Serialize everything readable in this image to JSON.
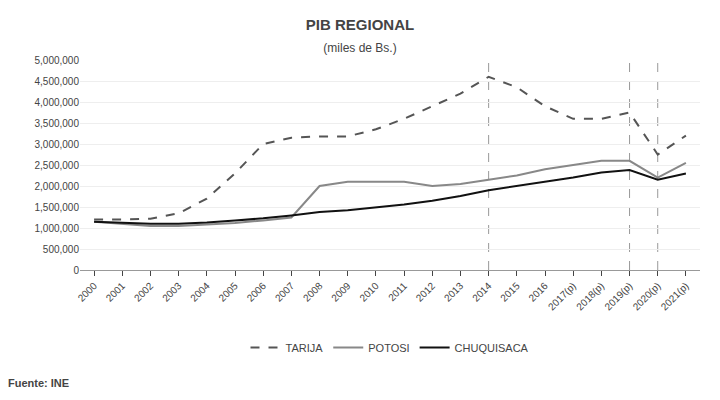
{
  "chart_data": {
    "type": "line",
    "title": "PIB REGIONAL",
    "subtitle": "(miles de Bs.)",
    "source": "Fuente: INE",
    "categories": [
      "2000",
      "2001",
      "2002",
      "2003",
      "2004",
      "2005",
      "2006",
      "2007",
      "2008",
      "2009",
      "2010",
      "2011",
      "2012",
      "2013",
      "2014",
      "2015",
      "2016",
      "2017(p)",
      "2018(p)",
      "2019(p)",
      "2020(p)",
      "2021(p)"
    ],
    "series": [
      {
        "name": "TARIJA",
        "color": "#555555",
        "line_style": "dashed",
        "values": [
          1200000,
          1200000,
          1220000,
          1350000,
          1700000,
          2300000,
          3000000,
          3150000,
          3180000,
          3180000,
          3350000,
          3600000,
          3900000,
          4200000,
          4600000,
          4350000,
          3900000,
          3600000,
          3600000,
          3750000,
          2750000,
          3200000
        ]
      },
      {
        "name": "POTOSI",
        "color": "#888888",
        "line_style": "solid",
        "values": [
          1150000,
          1100000,
          1050000,
          1050000,
          1080000,
          1120000,
          1180000,
          1250000,
          2000000,
          2100000,
          2100000,
          2100000,
          2000000,
          2050000,
          2150000,
          2250000,
          2400000,
          2500000,
          2600000,
          2600000,
          2200000,
          2550000
        ]
      },
      {
        "name": "CHUQUISACA",
        "color": "#111111",
        "line_style": "solid",
        "values": [
          1150000,
          1130000,
          1100000,
          1100000,
          1130000,
          1180000,
          1230000,
          1300000,
          1380000,
          1420000,
          1490000,
          1560000,
          1650000,
          1760000,
          1900000,
          2000000,
          2100000,
          2200000,
          2320000,
          2380000,
          2150000,
          2300000
        ]
      }
    ],
    "vlines": [
      "2014",
      "2019(p)",
      "2020(p)"
    ],
    "ylim": [
      0,
      5000000
    ],
    "yticks": [
      0,
      {
        "value": 500000,
        "label": "500,000"
      },
      {
        "value": 1000000,
        "label": "1,000,000"
      },
      {
        "value": 1500000,
        "label": "1,500,000"
      },
      {
        "value": 2000000,
        "label": "2,000,000"
      },
      {
        "value": 2500000,
        "label": "2,500,000"
      },
      {
        "value": 3000000,
        "label": "3,000,000"
      },
      {
        "value": 3500000,
        "label": "3,500,000"
      },
      {
        "value": 4000000,
        "label": "4,000,000"
      },
      {
        "value": 4500000,
        "label": "4,500,000"
      },
      {
        "value": 5000000,
        "label": "5,000,000"
      }
    ],
    "grid": true,
    "legend": "bottom"
  }
}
------------
* Your task *
Count the lines in the records above that contain the word "color", and give only that number.

* Correct answer *
3